Stored entries:
########
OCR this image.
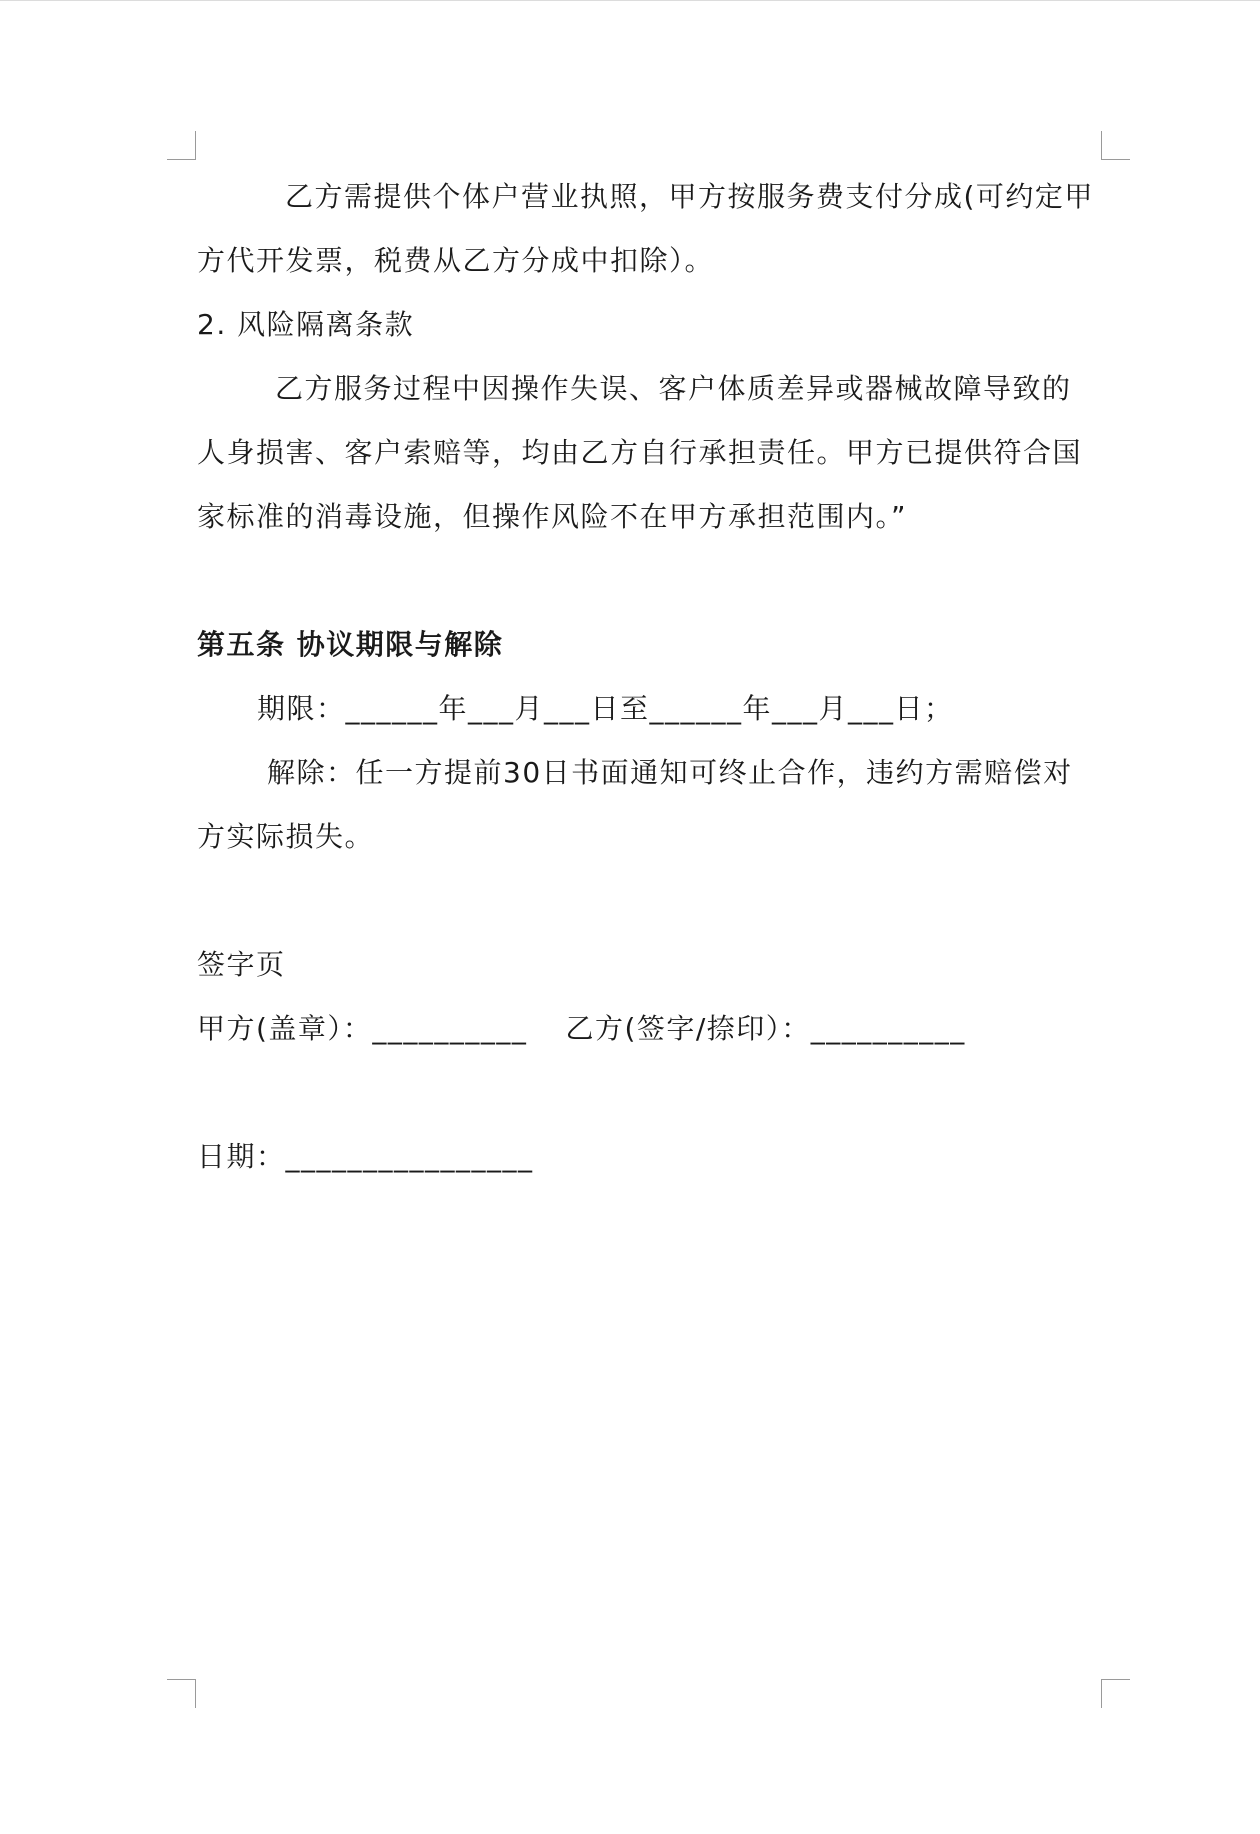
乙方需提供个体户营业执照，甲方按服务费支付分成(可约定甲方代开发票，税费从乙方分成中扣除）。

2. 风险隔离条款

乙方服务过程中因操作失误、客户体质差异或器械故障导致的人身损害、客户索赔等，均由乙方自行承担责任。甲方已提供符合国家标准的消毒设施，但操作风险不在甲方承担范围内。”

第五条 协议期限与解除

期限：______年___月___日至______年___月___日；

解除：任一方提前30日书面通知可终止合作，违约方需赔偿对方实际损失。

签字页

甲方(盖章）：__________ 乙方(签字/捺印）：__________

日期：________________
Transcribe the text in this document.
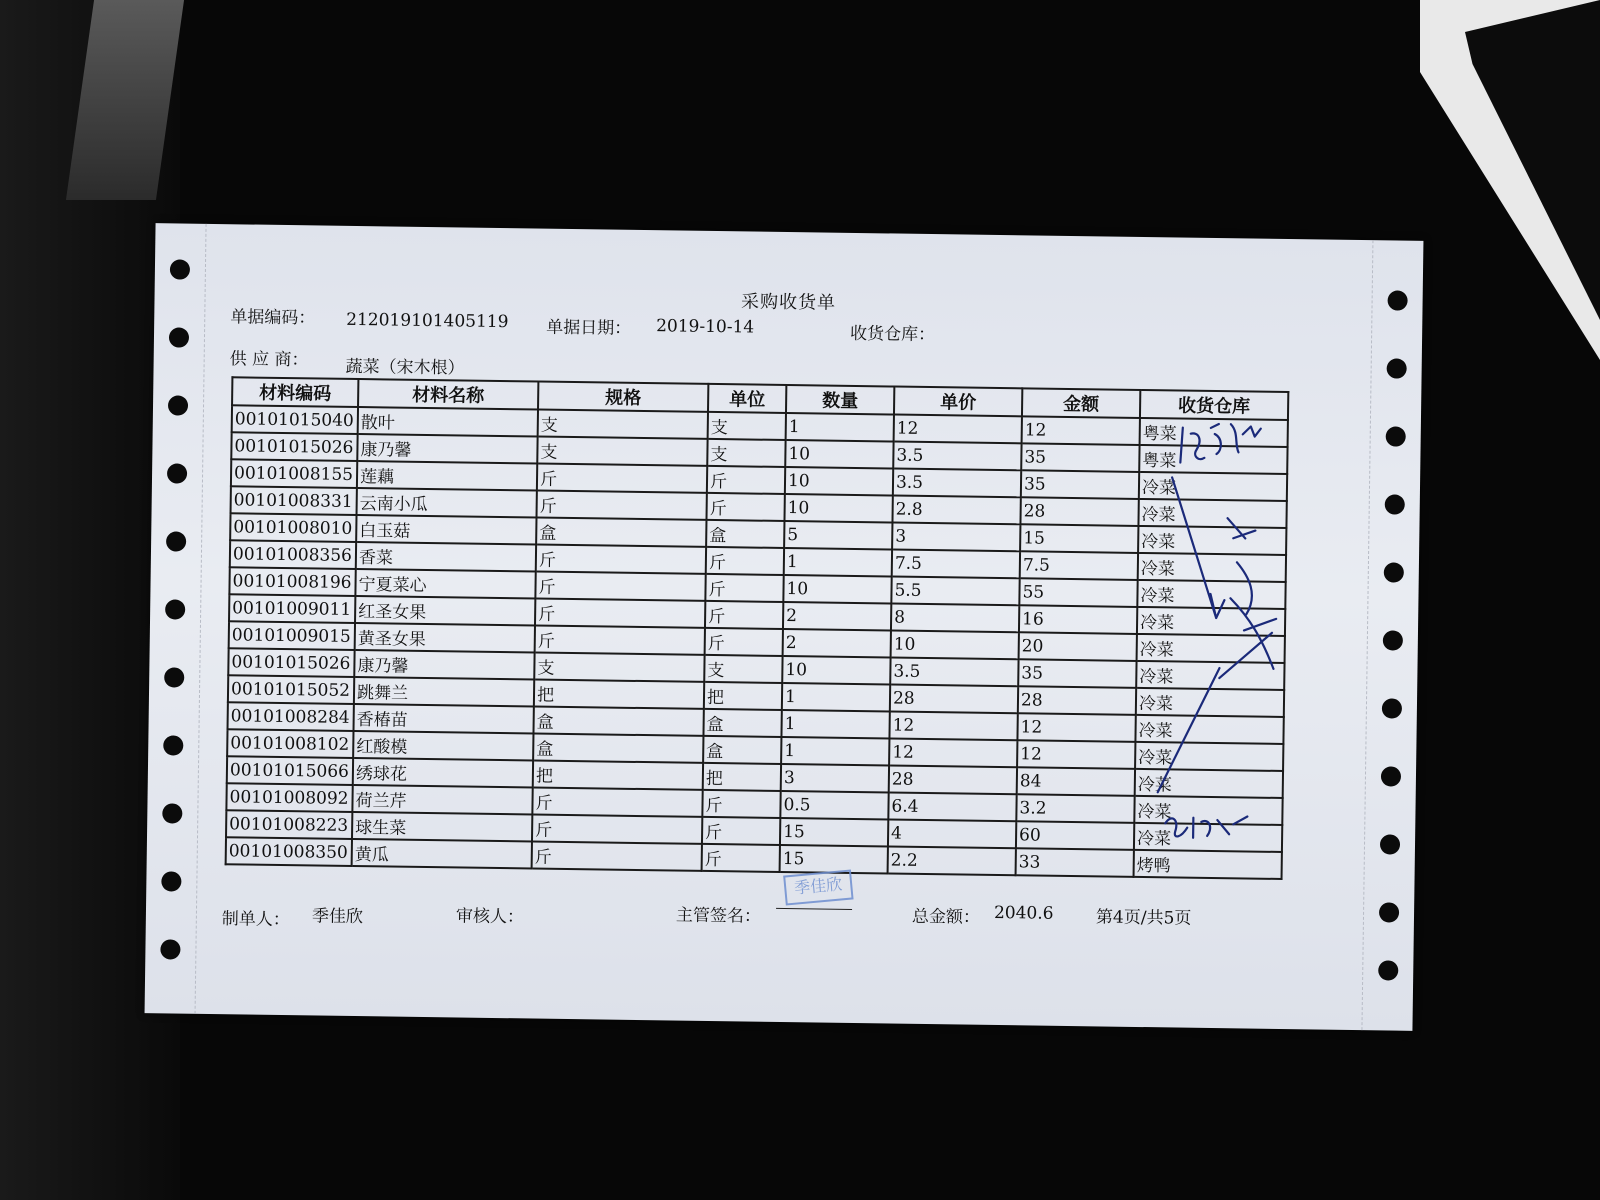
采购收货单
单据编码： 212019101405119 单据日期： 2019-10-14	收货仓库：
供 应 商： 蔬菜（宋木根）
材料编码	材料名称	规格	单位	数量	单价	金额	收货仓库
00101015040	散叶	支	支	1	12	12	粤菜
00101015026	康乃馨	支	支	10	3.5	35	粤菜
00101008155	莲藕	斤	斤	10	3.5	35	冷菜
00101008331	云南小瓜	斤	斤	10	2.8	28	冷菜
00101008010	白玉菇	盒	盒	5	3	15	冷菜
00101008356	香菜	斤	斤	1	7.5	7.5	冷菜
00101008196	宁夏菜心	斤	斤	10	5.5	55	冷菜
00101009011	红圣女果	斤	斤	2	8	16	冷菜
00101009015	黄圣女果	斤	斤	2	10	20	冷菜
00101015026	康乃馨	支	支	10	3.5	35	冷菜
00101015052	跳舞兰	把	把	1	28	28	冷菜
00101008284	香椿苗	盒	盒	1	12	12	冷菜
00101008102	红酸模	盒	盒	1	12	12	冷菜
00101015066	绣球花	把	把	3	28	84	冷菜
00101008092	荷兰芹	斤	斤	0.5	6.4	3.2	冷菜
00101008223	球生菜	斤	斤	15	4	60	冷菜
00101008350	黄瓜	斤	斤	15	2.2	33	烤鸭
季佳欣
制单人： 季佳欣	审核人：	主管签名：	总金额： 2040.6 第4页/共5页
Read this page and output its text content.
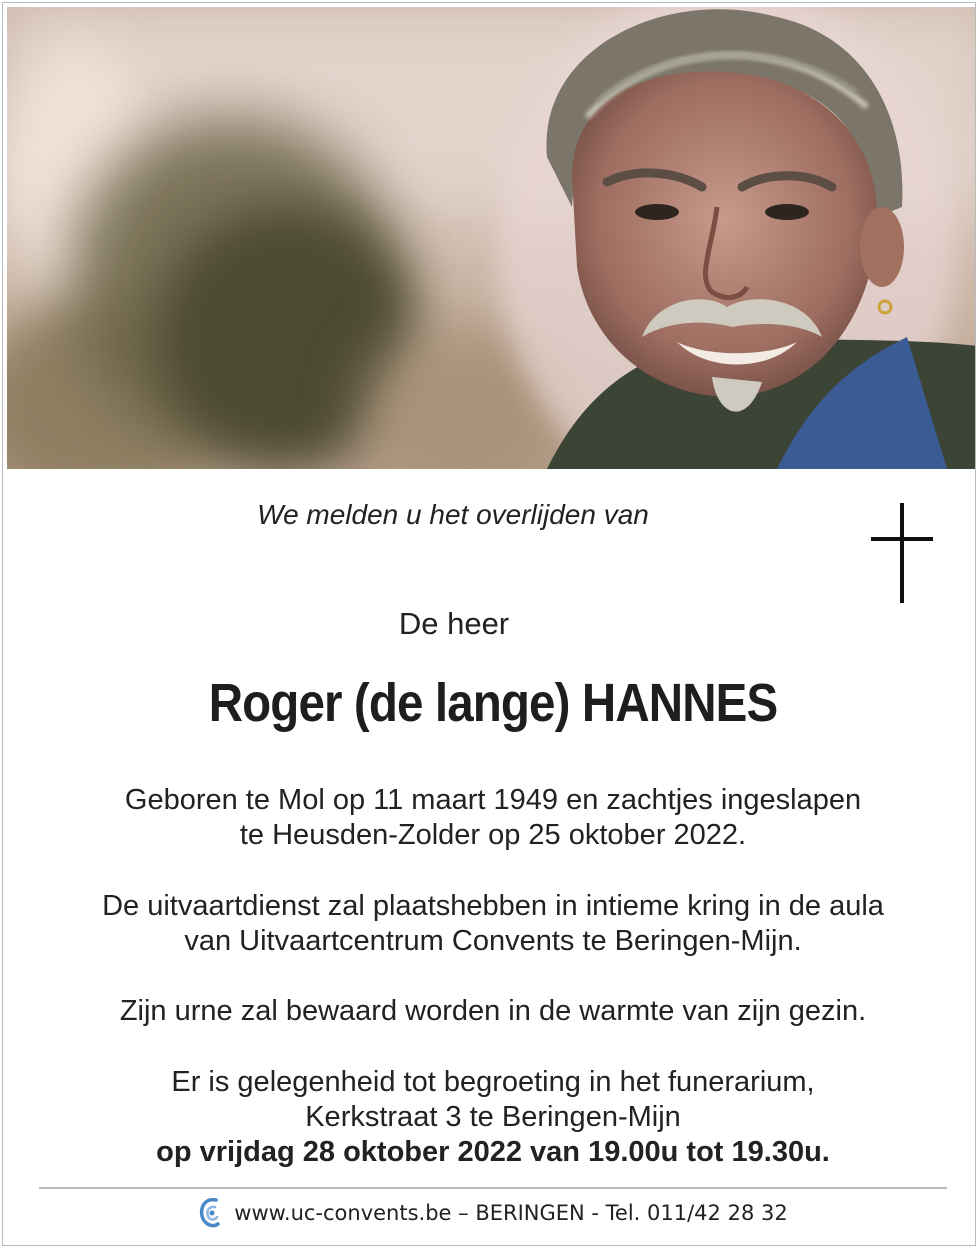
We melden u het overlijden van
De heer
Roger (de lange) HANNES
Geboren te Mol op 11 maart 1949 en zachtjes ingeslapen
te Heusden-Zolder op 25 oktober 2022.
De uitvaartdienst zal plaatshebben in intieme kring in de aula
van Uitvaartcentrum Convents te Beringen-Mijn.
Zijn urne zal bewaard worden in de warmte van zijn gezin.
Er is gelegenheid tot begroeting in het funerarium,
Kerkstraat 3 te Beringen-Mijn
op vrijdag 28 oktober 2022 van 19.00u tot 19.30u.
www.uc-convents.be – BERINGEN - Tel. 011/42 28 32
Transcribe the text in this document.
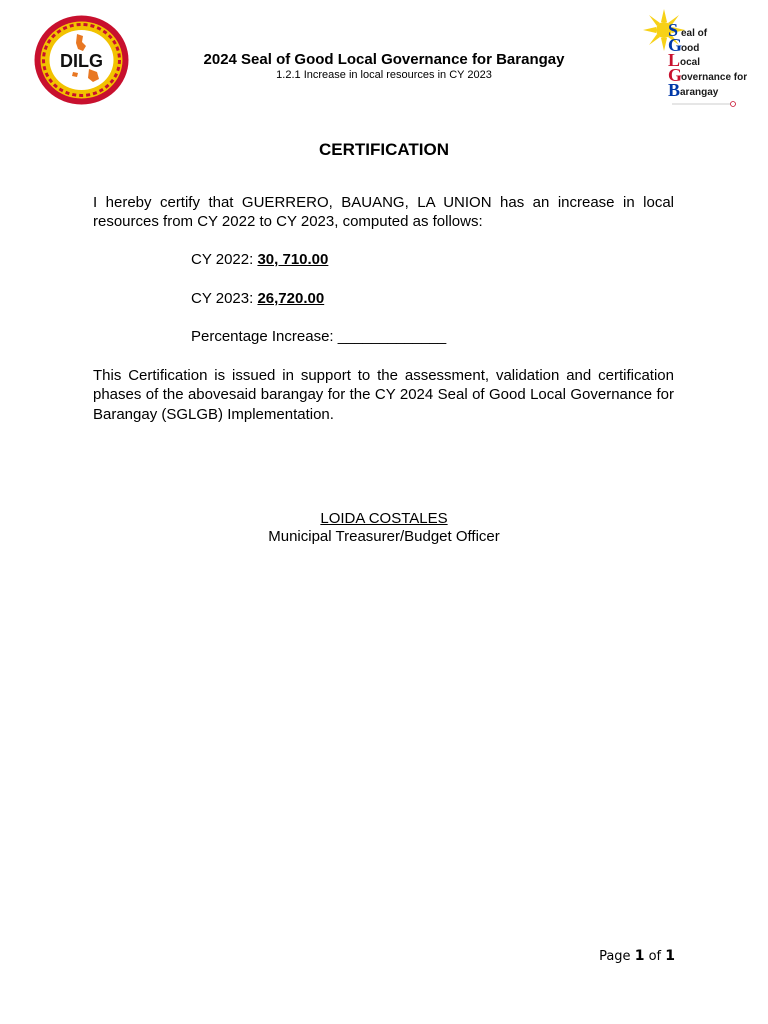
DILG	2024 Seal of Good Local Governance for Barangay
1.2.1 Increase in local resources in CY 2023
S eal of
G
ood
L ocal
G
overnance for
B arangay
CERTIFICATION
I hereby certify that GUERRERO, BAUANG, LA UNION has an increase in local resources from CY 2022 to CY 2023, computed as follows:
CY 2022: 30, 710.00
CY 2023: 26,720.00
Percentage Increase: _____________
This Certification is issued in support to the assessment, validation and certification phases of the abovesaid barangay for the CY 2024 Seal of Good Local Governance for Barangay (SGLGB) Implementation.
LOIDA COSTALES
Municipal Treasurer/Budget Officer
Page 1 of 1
########
▶ _What you need to do_
In the listing above, find each line with the word "resources" and copy it.

▶ _Full output_
1.2.1 Increase in local resources in CY 2023
I hereby certify that GUERRERO, BAUANG, LA UNION has an increase in local resources from CY 2022 to CY 2023, computed as follows:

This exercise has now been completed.